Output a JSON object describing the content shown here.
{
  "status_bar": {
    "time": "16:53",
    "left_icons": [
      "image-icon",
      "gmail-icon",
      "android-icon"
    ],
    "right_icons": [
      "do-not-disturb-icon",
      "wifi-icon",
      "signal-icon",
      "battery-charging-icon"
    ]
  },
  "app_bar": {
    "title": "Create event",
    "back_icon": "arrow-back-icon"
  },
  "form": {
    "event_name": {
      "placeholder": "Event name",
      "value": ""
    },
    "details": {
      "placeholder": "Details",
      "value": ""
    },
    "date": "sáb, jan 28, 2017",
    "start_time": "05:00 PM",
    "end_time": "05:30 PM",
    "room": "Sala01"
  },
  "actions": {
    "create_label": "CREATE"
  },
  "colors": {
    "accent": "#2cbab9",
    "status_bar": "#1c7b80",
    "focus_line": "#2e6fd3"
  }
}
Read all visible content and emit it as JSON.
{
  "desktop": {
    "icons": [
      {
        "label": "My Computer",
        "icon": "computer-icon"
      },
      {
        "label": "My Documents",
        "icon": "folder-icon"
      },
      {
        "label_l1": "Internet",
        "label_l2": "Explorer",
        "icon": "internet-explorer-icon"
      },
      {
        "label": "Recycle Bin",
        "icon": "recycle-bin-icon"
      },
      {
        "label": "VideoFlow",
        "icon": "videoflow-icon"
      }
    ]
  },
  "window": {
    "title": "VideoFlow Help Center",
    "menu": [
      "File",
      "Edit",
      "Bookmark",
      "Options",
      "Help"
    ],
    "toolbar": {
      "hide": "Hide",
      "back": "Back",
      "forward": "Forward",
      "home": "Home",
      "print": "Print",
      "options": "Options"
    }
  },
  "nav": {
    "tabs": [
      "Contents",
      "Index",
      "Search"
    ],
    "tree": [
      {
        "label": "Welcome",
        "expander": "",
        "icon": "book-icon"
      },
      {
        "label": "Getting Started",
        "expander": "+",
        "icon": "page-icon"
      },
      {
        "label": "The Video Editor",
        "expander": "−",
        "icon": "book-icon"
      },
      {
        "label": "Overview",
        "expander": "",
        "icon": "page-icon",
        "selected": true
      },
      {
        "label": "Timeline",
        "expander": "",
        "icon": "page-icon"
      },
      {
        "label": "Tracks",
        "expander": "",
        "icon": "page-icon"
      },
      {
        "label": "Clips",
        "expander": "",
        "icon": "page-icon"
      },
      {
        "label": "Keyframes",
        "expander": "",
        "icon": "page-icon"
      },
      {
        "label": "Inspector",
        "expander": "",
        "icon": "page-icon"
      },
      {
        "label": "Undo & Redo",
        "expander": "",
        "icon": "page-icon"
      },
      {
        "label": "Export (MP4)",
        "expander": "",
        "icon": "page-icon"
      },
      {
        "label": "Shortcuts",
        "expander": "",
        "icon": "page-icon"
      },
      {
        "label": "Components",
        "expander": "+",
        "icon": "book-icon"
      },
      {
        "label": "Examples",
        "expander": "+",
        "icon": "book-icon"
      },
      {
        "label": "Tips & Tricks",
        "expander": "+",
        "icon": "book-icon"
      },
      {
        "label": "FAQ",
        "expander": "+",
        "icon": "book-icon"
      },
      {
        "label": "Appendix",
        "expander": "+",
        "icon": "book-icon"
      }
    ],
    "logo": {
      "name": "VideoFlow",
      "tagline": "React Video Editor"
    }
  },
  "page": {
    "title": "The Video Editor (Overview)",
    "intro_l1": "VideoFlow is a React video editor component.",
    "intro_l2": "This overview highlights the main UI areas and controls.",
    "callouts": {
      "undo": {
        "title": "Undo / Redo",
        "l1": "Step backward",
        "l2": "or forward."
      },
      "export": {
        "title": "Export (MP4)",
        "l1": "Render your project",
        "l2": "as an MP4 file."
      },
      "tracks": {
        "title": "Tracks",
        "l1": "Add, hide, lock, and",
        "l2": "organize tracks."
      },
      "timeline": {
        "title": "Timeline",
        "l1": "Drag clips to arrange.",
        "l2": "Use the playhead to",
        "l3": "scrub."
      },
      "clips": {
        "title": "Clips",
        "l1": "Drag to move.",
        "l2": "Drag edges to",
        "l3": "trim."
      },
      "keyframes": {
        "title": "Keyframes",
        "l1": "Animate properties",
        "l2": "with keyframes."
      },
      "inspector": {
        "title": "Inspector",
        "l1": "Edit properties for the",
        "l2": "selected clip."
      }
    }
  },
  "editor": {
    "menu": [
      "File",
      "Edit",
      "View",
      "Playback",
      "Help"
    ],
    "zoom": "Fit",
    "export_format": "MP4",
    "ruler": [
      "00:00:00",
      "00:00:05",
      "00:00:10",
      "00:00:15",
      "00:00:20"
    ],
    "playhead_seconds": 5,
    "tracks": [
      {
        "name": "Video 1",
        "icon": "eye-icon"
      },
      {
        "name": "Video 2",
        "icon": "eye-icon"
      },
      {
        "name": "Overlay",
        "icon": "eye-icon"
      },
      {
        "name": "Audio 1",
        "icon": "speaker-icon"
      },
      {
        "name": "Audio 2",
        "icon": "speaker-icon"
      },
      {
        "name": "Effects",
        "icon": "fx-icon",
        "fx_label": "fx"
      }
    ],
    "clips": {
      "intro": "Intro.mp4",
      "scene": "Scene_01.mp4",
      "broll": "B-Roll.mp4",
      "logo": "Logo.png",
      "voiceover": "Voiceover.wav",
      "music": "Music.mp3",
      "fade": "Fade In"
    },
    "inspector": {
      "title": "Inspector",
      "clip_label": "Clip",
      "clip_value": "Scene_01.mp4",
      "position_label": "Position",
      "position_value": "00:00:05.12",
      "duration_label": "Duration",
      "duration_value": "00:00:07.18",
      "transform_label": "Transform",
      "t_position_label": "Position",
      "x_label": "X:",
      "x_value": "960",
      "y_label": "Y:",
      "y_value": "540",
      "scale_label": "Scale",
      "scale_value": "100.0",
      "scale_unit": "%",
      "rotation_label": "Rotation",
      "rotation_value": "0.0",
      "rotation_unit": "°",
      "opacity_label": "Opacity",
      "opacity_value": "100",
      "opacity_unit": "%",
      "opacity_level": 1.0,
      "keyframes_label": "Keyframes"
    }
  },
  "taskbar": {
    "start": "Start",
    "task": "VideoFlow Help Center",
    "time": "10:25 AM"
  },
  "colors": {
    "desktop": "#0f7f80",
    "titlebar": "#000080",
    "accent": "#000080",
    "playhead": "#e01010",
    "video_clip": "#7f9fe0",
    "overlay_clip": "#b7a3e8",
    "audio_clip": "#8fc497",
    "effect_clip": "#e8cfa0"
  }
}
---
### THE TASK
Write the material out again in its entirety, exactly as shown.

### FINAL RESULT
Output a JSON object describing the content shown here.
{
  "status_bar": {
    "time": "16:53",
    "left_icons": [
      "image-icon",
      "gmail-icon",
      "android-icon"
    ],
    "right_icons": [
      "do-not-disturb-icon",
      "wifi-icon",
      "signal-icon",
      "battery-charging-icon"
    ]
  },
  "app_bar": {
    "title": "Create event",
    "back_icon": "arrow-back-icon"
  },
  "form": {
    "event_name": {
      "placeholder": "Event name",
      "value": ""
    },
    "details": {
      "placeholder": "Details",
      "value": ""
    },
    "date": "sáb, jan 28, 2017",
    "start_time": "05:00 PM",
    "end_time": "05:30 PM",
    "room": "Sala01"
  },
  "actions": {
    "create_label": "CREATE"
  },
  "colors": {
    "accent": "#2cbab9",
    "status_bar": "#1c7b80",
    "focus_line": "#2e6fd3"
  }
}
Read all visible content and emit it as JSON.
{
  "desktop": {
    "icons": [
      {
        "label": "My Computer",
        "icon": "computer-icon"
      },
      {
        "label": "My Documents",
        "icon": "folder-icon"
      },
      {
        "label_l1": "Internet",
        "label_l2": "Explorer",
        "icon": "internet-explorer-icon"
      },
      {
        "label": "Recycle Bin",
        "icon": "recycle-bin-icon"
      },
      {
        "label": "VideoFlow",
        "icon": "videoflow-icon"
      }
    ]
  },
  "window": {
    "title": "VideoFlow Help Center",
    "menu": [
      "File",
      "Edit",
      "Bookmark",
      "Options",
      "Help"
    ],
    "toolbar": {
      "hide": "Hide",
      "back": "Back",
      "forward": "Forward",
      "home": "Home",
      "print": "Print",
      "options": "Options"
    }
  },
  "nav": {
    "tabs": [
      "Contents",
      "Index",
      "Search"
    ],
    "tree": [
      {
        "label": "Welcome",
        "expander": "",
        "icon": "book-icon"
      },
      {
        "label": "Getting Started",
        "expander": "+",
        "icon": "page-icon"
      },
      {
        "label": "The Video Editor",
        "expander": "−",
        "icon": "book-icon"
      },
      {
        "label": "Overview",
        "expander": "",
        "icon": "page-icon",
        "selected": true
      },
      {
        "label": "Timeline",
        "expander": "",
        "icon": "page-icon"
      },
      {
        "label": "Tracks",
        "expander": "",
        "icon": "page-icon"
      },
      {
        "label": "Clips",
        "expander": "",
        "icon": "page-icon"
      },
      {
        "label": "Keyframes",
        "expander": "",
        "icon": "page-icon"
      },
      {
        "label": "Inspector",
        "expander": "",
        "icon": "page-icon"
      },
      {
        "label": "Undo & Redo",
        "expander": "",
        "icon": "page-icon"
      },
      {
        "label": "Export (MP4)",
        "expander": "",
        "icon": "page-icon"
      },
      {
        "label": "Shortcuts",
        "expander": "",
        "icon": "page-icon"
      },
      {
        "label": "Components",
        "expander": "+",
        "icon": "book-icon"
      },
      {
        "label": "Examples",
        "expander": "+",
        "icon": "book-icon"
      },
      {
        "label": "Tips & Tricks",
        "expander": "+",
        "icon": "book-icon"
      },
      {
        "label": "FAQ",
        "expander": "+",
        "icon": "book-icon"
      },
      {
        "label": "Appendix",
        "expander": "+",
        "icon": "book-icon"
      }
    ],
    "logo": {
      "name": "VideoFlow",
      "tagline": "React Video Editor"
    }
  },
  "page": {
    "title": "The Video Editor (Overview)",
    "intro_l1": "VideoFlow is a React video editor component.",
    "intro_l2": "This overview highlights the main UI areas and controls.",
    "callouts": {
      "undo": {
        "title": "Undo / Redo",
        "l1": "Step backward",
        "l2": "or forward."
      },
      "export": {
        "title": "Export (MP4)",
        "l1": "Render your project",
        "l2": "as an MP4 file."
      },
      "tracks": {
        "title": "Tracks",
        "l1": "Add, hide, lock, and",
        "l2": "organize tracks."
      },
      "timeline": {
        "title": "Timeline",
        "l1": "Drag clips to arrange.",
        "l2": "Use the playhead to",
        "l3": "scrub."
      },
      "clips": {
        "title": "Clips",
        "l1": "Drag to move.",
        "l2": "Drag edges to",
        "l3": "trim."
      },
      "keyframes": {
        "title": "Keyframes",
        "l1": "Animate properties",
        "l2": "with keyframes."
      },
      "inspector": {
        "title": "Inspector",
        "l1": "Edit properties for the",
        "l2": "selected clip."
      }
    }
  },
  "editor": {
    "menu": [
      "File",
      "Edit",
      "View",
      "Playback",
      "Help"
    ],
    "zoom": "Fit",
    "export_format": "MP4",
    "ruler": [
      "00:00:00",
      "00:00:05",
      "00:00:10",
      "00:00:15",
      "00:00:20"
    ],
    "playhead_seconds": 5,
    "tracks": [
      {
        "name": "Video 1",
        "icon": "eye-icon"
      },
      {
        "name": "Video 2",
        "icon": "eye-icon"
      },
      {
        "name": "Overlay",
        "icon": "eye-icon"
      },
      {
        "name": "Audio 1",
        "icon": "speaker-icon"
      },
      {
        "name": "Audio 2",
        "icon": "speaker-icon"
      },
      {
        "name": "Effects",
        "icon": "fx-icon",
        "fx_label": "fx"
      }
    ],
    "clips": {
      "intro": "Intro.mp4",
      "scene": "Scene_01.mp4",
      "broll": "B-Roll.mp4",
      "logo": "Logo.png",
      "voiceover": "Voiceover.wav",
      "music": "Music.mp3",
      "fade": "Fade In"
    },
    "inspector": {
      "title": "Inspector",
      "clip_label": "Clip",
      "clip_value": "Scene_01.mp4",
      "position_label": "Position",
      "position_value": "00:00:05.12",
      "duration_label": "Duration",
      "duration_value": "00:00:07.18",
      "transform_label": "Transform",
      "t_position_label": "Position",
      "x_label": "X:",
      "x_value": "960",
      "y_label": "Y:",
      "y_value": "540",
      "scale_label": "Scale",
      "scale_value": "100.0",
      "scale_unit": "%",
      "rotation_label": "Rotation",
      "rotation_value": "0.0",
      "rotation_unit": "°",
      "opacity_label": "Opacity",
      "opacity_value": "100",
      "opacity_unit": "%",
      "opacity_level": 1.0,
      "keyframes_label": "Keyframes"
    }
  },
  "taskbar": {
    "start": "Start",
    "task": "VideoFlow Help Center",
    "time": "10:25 AM"
  },
  "colors": {
    "desktop": "#0f7f80",
    "titlebar": "#000080",
    "accent": "#000080",
    "playhead": "#e01010",
    "video_clip": "#7f9fe0",
    "overlay_clip": "#b7a3e8",
    "audio_clip": "#8fc497",
    "effect_clip": "#e8cfa0"
  }
}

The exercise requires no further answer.